# [INSTRUCTION]
Across the entries, how many lines have the string "seeds" in them? Reply with only a number.

# [Collected data]

** Begin **

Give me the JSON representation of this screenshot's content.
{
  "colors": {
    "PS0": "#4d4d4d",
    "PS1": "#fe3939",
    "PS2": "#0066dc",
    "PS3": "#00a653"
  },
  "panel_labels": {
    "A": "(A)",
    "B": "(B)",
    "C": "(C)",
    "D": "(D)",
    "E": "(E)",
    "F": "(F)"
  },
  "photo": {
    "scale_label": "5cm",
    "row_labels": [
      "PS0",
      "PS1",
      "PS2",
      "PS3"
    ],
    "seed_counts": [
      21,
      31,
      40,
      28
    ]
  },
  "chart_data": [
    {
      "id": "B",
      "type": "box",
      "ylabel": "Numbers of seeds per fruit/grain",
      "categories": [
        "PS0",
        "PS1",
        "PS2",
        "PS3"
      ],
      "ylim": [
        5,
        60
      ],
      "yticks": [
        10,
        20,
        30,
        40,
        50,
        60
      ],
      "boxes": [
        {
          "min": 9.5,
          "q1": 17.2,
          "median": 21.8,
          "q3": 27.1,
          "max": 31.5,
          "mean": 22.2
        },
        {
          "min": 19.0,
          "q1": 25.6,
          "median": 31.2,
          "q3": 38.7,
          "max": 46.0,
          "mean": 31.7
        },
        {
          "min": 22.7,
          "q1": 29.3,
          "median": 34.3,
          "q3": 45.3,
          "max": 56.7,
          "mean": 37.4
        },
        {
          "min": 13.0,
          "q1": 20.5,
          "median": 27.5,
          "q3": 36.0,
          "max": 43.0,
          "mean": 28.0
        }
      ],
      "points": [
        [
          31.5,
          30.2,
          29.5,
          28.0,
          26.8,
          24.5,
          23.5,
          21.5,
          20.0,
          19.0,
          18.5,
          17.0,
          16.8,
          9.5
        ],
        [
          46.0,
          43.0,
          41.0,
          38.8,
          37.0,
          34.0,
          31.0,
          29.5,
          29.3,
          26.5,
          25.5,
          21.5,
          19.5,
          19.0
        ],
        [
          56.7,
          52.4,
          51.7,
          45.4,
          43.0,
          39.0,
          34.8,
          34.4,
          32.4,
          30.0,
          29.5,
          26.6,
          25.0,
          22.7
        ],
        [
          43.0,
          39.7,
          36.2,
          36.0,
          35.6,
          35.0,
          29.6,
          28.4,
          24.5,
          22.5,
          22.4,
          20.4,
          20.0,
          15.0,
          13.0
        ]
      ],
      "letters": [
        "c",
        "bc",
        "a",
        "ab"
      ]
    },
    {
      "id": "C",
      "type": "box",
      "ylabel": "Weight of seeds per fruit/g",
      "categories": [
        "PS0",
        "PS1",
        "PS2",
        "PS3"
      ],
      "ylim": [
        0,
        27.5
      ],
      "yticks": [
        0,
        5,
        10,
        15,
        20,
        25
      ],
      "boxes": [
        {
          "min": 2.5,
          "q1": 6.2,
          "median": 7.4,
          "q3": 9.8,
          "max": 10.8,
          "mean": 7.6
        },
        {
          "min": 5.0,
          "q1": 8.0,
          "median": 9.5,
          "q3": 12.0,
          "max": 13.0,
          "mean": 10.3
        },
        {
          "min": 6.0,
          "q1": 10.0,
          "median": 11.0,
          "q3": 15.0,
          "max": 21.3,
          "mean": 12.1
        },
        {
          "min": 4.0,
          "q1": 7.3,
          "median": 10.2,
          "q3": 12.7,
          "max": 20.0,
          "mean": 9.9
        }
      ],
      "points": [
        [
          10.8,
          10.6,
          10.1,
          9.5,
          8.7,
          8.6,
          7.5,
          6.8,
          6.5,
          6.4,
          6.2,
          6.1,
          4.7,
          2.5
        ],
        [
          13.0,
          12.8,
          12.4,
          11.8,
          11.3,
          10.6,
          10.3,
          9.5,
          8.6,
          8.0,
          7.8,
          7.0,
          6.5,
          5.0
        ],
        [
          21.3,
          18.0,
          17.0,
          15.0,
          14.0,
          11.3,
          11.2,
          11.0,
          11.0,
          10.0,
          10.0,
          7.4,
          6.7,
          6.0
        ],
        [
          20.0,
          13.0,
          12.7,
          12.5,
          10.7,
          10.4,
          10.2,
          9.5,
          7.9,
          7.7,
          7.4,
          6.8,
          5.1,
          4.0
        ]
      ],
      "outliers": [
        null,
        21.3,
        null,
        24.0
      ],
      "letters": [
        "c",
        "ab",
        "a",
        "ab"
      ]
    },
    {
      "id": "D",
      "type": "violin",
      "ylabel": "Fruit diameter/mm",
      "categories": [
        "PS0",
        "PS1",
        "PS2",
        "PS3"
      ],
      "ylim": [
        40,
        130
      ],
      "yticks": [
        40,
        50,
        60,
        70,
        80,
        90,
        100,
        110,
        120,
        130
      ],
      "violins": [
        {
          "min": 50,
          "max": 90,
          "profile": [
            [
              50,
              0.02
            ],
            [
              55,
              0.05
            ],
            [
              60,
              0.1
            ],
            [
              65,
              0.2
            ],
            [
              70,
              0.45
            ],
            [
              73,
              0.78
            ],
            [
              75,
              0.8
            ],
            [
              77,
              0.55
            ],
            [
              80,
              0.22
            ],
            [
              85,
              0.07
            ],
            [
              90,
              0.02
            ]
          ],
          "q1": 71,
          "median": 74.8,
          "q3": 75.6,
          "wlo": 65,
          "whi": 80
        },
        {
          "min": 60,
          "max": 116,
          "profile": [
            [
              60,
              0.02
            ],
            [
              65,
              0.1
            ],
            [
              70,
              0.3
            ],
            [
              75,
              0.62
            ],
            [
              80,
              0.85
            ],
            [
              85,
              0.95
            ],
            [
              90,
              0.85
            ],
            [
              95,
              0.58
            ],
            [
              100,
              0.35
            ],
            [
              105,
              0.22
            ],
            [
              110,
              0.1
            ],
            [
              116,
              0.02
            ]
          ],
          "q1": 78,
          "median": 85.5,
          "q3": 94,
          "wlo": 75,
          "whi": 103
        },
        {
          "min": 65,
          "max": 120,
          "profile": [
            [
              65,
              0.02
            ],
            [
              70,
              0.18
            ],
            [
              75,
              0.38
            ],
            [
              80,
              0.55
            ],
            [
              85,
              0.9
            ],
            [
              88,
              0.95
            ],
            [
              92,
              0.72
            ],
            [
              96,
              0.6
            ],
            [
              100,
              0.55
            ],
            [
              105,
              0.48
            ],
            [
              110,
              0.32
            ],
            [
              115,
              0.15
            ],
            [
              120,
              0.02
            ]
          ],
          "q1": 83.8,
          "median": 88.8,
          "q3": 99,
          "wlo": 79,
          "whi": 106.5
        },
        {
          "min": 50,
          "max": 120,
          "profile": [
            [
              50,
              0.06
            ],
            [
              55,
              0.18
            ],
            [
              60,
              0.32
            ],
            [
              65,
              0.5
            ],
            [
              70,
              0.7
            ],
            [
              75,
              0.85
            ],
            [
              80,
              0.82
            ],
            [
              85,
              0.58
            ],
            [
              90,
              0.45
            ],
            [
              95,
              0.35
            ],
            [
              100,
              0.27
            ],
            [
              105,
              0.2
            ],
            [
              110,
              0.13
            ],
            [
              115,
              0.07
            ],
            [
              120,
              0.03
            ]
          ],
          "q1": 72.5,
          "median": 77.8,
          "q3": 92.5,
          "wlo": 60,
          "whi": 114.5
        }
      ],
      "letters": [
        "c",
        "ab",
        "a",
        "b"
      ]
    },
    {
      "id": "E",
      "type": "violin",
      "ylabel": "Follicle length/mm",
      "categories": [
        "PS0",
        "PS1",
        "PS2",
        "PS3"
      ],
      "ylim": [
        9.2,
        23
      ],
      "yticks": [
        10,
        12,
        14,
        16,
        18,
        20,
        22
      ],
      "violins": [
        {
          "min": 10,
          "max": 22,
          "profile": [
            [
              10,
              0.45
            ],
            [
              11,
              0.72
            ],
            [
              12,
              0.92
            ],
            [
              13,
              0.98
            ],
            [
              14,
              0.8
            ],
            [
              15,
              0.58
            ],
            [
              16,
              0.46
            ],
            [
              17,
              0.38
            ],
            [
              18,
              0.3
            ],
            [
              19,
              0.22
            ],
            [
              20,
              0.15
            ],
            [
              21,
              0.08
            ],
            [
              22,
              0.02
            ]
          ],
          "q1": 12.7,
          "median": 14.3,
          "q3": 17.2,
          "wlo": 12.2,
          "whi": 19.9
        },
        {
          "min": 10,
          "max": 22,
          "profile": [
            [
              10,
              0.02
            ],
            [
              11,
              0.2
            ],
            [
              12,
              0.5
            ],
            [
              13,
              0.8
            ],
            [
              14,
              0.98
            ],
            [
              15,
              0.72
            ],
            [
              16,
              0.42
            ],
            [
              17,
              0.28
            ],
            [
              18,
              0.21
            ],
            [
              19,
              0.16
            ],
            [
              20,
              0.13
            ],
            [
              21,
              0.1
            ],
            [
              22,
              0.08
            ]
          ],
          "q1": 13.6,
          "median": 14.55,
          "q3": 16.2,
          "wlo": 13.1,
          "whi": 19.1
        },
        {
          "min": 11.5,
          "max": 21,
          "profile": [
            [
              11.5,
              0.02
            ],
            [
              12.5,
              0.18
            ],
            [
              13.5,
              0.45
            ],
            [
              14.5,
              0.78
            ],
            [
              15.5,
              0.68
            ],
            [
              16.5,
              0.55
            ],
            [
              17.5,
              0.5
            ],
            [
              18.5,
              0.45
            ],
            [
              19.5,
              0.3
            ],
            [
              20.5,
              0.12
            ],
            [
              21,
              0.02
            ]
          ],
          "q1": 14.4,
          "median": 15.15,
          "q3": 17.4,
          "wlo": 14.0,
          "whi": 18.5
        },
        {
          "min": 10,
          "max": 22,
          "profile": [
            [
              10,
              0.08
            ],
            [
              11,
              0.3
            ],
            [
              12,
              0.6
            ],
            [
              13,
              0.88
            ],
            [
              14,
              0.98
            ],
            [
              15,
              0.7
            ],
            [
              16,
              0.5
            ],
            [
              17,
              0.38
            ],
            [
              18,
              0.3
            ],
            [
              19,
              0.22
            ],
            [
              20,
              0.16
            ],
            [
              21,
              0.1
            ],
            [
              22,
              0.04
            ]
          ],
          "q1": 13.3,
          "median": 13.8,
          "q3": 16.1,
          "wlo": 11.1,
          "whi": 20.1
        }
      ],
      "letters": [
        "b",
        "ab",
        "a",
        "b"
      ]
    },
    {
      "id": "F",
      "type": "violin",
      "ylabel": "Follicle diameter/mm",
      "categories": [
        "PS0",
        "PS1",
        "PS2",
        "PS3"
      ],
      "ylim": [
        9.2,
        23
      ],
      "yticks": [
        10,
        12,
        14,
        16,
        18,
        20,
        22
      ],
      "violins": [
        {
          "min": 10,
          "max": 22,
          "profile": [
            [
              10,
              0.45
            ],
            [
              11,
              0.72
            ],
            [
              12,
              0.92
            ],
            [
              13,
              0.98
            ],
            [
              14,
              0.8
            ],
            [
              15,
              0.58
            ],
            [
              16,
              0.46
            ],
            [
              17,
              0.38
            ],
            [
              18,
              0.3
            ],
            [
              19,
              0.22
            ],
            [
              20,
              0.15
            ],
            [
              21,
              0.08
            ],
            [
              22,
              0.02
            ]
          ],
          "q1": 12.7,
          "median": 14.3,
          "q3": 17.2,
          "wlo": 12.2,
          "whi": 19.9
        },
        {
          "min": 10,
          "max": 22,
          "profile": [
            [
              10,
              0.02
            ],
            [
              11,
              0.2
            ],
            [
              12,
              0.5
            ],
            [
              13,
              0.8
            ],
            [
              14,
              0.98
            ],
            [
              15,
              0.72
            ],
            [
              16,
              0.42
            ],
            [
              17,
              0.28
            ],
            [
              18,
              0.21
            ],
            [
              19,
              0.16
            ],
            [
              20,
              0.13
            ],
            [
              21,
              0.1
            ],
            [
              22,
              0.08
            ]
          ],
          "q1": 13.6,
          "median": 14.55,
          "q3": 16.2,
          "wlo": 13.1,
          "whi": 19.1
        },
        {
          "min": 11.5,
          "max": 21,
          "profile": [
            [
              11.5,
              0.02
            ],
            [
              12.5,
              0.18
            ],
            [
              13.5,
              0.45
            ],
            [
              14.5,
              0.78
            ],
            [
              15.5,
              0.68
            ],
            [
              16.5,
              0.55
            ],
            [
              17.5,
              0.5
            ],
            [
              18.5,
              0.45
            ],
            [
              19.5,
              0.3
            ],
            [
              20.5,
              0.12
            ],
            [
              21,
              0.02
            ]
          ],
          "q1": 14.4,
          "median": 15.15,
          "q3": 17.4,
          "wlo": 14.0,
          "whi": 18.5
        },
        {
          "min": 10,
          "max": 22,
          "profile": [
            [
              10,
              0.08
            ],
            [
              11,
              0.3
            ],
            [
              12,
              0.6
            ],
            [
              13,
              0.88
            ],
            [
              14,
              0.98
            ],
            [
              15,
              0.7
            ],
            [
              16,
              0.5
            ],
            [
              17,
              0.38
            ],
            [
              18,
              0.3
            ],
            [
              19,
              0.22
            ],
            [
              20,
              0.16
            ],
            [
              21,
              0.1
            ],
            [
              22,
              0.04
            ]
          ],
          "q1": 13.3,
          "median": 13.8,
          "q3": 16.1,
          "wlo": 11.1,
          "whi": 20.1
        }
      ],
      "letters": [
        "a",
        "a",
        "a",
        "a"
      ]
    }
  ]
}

** End **

# [WRITTEN RESPONSE]
2